(Stored records)
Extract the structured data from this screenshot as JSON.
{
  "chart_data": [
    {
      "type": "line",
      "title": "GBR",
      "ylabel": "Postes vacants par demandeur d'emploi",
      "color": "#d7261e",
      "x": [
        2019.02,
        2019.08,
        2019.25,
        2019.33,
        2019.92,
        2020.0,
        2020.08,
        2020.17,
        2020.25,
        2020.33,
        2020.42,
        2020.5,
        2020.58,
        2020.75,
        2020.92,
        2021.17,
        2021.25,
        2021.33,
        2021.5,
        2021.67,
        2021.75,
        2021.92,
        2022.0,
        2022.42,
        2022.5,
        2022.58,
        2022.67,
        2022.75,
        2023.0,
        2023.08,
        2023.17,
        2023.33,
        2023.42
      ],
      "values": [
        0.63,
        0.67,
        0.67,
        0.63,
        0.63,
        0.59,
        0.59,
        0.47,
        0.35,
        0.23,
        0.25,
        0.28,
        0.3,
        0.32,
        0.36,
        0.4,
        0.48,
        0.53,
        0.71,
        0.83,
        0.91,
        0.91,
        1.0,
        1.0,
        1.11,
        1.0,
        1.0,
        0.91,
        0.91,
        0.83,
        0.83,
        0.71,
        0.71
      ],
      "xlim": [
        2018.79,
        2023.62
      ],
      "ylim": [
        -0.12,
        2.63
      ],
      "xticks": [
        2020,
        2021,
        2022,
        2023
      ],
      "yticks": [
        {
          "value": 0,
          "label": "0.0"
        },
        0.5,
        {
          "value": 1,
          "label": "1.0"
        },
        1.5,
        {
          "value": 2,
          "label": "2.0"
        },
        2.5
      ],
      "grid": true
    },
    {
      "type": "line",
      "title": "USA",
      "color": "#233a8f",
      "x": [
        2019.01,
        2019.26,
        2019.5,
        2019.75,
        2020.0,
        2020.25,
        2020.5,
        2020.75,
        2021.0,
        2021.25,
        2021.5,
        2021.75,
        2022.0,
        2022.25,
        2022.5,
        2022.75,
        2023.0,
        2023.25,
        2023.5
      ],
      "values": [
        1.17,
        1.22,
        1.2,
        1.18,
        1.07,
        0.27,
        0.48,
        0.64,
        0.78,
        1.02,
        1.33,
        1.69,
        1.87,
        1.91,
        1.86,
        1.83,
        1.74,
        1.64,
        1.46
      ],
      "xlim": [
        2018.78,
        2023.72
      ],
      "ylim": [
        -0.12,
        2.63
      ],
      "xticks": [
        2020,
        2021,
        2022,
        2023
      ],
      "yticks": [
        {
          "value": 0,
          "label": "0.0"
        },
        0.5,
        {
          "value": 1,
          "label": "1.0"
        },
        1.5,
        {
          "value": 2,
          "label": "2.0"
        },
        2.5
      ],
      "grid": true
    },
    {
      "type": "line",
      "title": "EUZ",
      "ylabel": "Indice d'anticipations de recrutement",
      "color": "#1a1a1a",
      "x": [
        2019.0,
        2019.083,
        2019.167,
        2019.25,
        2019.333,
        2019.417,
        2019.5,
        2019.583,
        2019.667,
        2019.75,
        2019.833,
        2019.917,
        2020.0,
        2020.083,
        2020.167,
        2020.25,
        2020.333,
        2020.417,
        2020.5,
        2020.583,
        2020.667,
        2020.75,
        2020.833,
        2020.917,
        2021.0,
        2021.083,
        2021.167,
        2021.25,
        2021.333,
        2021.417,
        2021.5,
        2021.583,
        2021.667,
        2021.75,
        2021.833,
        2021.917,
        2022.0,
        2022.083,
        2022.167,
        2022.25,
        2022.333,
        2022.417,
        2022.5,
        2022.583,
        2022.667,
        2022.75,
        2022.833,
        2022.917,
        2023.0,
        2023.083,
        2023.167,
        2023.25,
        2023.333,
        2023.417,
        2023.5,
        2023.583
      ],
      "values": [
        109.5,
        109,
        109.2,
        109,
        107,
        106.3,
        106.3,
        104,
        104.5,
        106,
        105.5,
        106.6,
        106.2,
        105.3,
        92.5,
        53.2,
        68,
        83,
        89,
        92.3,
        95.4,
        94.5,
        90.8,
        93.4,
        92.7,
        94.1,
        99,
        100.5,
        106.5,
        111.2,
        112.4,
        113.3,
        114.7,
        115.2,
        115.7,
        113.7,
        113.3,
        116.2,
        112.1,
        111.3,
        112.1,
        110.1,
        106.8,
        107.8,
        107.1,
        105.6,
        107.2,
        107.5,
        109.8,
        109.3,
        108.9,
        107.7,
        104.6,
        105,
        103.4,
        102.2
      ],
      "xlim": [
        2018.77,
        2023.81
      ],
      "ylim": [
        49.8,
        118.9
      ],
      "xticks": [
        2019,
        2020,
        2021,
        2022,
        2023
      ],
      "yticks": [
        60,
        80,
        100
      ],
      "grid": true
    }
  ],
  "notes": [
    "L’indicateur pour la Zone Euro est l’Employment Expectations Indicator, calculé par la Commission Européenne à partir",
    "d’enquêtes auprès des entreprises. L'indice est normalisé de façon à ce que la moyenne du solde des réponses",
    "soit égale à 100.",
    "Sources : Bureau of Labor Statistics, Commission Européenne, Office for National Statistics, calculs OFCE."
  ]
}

» Challenge
Whenever "Commission" turns up in a line, pick that line out.

» Response
    "L’indicateur pour la Zone Euro est l’Employment Expectations Indicator, calculé par la Commission Européenne à partir",
    "Sources : Bureau of Labor Statistics, Commission Européenne, Office for National Statistics, calculs OFCE."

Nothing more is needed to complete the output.